Print every entry exactly as written.

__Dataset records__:
---+---
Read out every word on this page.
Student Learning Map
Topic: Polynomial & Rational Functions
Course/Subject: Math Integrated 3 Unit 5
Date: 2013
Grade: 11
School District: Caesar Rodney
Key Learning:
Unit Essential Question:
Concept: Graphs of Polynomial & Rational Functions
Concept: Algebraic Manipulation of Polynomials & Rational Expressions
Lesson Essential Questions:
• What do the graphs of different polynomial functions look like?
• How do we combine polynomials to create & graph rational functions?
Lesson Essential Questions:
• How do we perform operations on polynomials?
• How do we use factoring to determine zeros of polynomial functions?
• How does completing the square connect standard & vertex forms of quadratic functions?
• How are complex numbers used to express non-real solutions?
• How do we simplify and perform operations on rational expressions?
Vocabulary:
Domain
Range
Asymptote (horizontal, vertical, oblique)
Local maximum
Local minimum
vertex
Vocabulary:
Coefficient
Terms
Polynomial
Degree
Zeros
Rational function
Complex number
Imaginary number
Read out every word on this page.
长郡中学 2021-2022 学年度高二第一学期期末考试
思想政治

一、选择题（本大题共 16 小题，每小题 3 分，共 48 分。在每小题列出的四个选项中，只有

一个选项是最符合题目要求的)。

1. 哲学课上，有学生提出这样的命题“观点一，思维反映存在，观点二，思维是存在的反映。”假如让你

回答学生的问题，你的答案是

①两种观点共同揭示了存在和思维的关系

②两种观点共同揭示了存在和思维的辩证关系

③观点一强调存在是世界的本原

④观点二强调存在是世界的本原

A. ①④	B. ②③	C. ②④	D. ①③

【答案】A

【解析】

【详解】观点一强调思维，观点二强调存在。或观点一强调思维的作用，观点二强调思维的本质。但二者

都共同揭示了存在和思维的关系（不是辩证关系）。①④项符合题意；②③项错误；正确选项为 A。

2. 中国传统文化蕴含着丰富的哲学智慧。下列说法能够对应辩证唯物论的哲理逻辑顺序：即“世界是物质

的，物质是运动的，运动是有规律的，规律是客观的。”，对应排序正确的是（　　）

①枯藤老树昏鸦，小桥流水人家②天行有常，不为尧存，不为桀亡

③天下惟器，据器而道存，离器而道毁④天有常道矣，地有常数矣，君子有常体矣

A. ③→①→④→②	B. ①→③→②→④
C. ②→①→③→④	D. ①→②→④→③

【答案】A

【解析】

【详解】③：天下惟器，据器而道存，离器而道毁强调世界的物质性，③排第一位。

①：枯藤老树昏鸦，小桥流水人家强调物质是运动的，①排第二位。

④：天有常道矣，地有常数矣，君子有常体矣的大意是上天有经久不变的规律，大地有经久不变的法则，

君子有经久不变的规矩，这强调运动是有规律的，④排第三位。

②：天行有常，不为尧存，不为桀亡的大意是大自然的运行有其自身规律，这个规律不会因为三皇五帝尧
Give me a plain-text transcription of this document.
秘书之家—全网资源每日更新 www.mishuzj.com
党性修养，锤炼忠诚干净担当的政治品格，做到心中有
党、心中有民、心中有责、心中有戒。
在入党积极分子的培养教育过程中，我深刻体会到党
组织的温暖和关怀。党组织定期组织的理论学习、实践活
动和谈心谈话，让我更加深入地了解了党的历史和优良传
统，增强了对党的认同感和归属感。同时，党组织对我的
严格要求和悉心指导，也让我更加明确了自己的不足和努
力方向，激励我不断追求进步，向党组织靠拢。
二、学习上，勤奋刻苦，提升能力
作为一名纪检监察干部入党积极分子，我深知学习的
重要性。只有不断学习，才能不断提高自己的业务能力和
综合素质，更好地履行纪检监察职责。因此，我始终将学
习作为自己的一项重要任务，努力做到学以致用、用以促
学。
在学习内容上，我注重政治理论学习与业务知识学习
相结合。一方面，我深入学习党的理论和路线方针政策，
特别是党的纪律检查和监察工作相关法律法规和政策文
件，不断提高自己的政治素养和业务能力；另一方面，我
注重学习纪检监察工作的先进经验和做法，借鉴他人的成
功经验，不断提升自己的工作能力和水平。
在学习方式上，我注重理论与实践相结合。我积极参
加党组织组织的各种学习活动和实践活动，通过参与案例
---+---
__Solution for this task__:
Read out every word on this page.
Student Learning Map
Topic: Polynomial & Rational Functions
Course/Subject: Math Integrated 3 Unit 5
Date: 2013
Grade: 11
School District: Caesar Rodney
Key Learning:
Unit Essential Question:
Concept: Graphs of Polynomial & Rational Functions
Concept: Algebraic Manipulation of Polynomials & Rational Expressions
Lesson Essential Questions:
• What do the graphs of different polynomial functions look like?
• How do we combine polynomials to create & graph rational functions?
Lesson Essential Questions:
• How do we perform operations on polynomials?
• How do we use factoring to determine zeros of polynomial functions?
• How does completing the square connect standard & vertex forms of quadratic functions?
• How are complex numbers used to express non-real solutions?
• How do we simplify and perform operations on rational expressions?
Vocabulary:
Domain
Range
Asymptote (horizontal, vertical, oblique)
Local maximum
Local minimum
vertex
Vocabulary:
Coefficient
Terms
Polynomial
Degree
Zeros
Rational function
Complex number
Imaginary number
Read out every word on this page.
长郡中学 2021-2022 学年度高二第一学期期末考试
思想政治

一、选择题（本大题共 16 小题，每小题 3 分，共 48 分。在每小题列出的四个选项中，只有

一个选项是最符合题目要求的)。

1. 哲学课上，有学生提出这样的命题“观点一，思维反映存在，观点二，思维是存在的反映。”假如让你

回答学生的问题，你的答案是

①两种观点共同揭示了存在和思维的关系

②两种观点共同揭示了存在和思维的辩证关系

③观点一强调存在是世界的本原

④观点二强调存在是世界的本原

A. ①④	B. ②③	C. ②④	D. ①③

【答案】A

【解析】

【详解】观点一强调思维，观点二强调存在。或观点一强调思维的作用，观点二强调思维的本质。但二者

都共同揭示了存在和思维的关系（不是辩证关系）。①④项符合题意；②③项错误；正确选项为 A。

2. 中国传统文化蕴含着丰富的哲学智慧。下列说法能够对应辩证唯物论的哲理逻辑顺序：即“世界是物质

的，物质是运动的，运动是有规律的，规律是客观的。”，对应排序正确的是（　　）

①枯藤老树昏鸦，小桥流水人家②天行有常，不为尧存，不为桀亡

③天下惟器，据器而道存，离器而道毁④天有常道矣，地有常数矣，君子有常体矣

A. ③→①→④→②	B. ①→③→②→④
C. ②→①→③→④	D. ①→②→④→③

【答案】A

【解析】

【详解】③：天下惟器，据器而道存，离器而道毁强调世界的物质性，③排第一位。

①：枯藤老树昏鸦，小桥流水人家强调物质是运动的，①排第二位。

④：天有常道矣，地有常数矣，君子有常体矣的大意是上天有经久不变的规律，大地有经久不变的法则，

君子有经久不变的规矩，这强调运动是有规律的，④排第三位。

②：天行有常，不为尧存，不为桀亡的大意是大自然的运行有其自身规律，这个规律不会因为三皇五帝尧
Give me a plain-text transcription of this document.
秘书之家—全网资源每日更新 www.mishuzj.com
党性修养，锤炼忠诚干净担当的政治品格，做到心中有
党、心中有民、心中有责、心中有戒。
在入党积极分子的培养教育过程中，我深刻体会到党
组织的温暖和关怀。党组织定期组织的理论学习、实践活
动和谈心谈话，让我更加深入地了解了党的历史和优良传
统，增强了对党的认同感和归属感。同时，党组织对我的
严格要求和悉心指导，也让我更加明确了自己的不足和努
力方向，激励我不断追求进步，向党组织靠拢。
二、学习上，勤奋刻苦，提升能力
作为一名纪检监察干部入党积极分子，我深知学习的
重要性。只有不断学习，才能不断提高自己的业务能力和
综合素质，更好地履行纪检监察职责。因此，我始终将学
习作为自己的一项重要任务，努力做到学以致用、用以促
学。
在学习内容上，我注重政治理论学习与业务知识学习
相结合。一方面，我深入学习党的理论和路线方针政策，
特别是党的纪律检查和监察工作相关法律法规和政策文
件，不断提高自己的政治素养和业务能力；另一方面，我
注重学习纪检监察工作的先进经验和做法，借鉴他人的成
功经验，不断提升自己的工作能力和水平。
在学习方式上，我注重理论与实践相结合。我积极参
加党组织组织的各种学习活动和实践活动，通过参与案例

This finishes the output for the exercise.